## start WORKING DATA
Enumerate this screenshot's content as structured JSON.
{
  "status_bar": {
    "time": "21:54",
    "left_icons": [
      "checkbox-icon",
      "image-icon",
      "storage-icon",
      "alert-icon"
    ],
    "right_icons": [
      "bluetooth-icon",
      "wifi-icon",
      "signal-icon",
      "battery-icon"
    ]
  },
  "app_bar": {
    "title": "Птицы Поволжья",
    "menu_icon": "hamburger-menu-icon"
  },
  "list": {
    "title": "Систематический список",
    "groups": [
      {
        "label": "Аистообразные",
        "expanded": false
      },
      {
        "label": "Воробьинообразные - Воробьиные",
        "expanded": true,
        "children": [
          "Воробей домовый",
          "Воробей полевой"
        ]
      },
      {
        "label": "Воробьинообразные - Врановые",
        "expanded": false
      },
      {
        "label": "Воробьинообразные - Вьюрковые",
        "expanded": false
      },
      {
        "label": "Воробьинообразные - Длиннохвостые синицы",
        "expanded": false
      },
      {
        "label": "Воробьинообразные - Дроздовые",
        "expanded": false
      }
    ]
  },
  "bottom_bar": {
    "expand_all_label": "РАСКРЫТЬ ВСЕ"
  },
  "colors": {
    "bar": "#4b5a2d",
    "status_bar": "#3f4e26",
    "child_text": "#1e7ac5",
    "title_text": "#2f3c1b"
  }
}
## end WORKING DATA
**EXERCISE OBJECTIVE**
All of the entries above should be written out again exactly.

**SOLVED EXERCISE**
Enumerate this screenshot's content as structured JSON.
{
  "status_bar": {
    "time": "21:54",
    "left_icons": [
      "checkbox-icon",
      "image-icon",
      "storage-icon",
      "alert-icon"
    ],
    "right_icons": [
      "bluetooth-icon",
      "wifi-icon",
      "signal-icon",
      "battery-icon"
    ]
  },
  "app_bar": {
    "title": "Птицы Поволжья",
    "menu_icon": "hamburger-menu-icon"
  },
  "list": {
    "title": "Систематический список",
    "groups": [
      {
        "label": "Аистообразные",
        "expanded": false
      },
      {
        "label": "Воробьинообразные - Воробьиные",
        "expanded": true,
        "children": [
          "Воробей домовый",
          "Воробей полевой"
        ]
      },
      {
        "label": "Воробьинообразные - Врановые",
        "expanded": false
      },
      {
        "label": "Воробьинообразные - Вьюрковые",
        "expanded": false
      },
      {
        "label": "Воробьинообразные - Длиннохвостые синицы",
        "expanded": false
      },
      {
        "label": "Воробьинообразные - Дроздовые",
        "expanded": false
      }
    ]
  },
  "bottom_bar": {
    "expand_all_label": "РАСКРЫТЬ ВСЕ"
  },
  "colors": {
    "bar": "#4b5a2d",
    "status_bar": "#3f4e26",
    "child_text": "#1e7ac5",
    "title_text": "#2f3c1b"
  }
}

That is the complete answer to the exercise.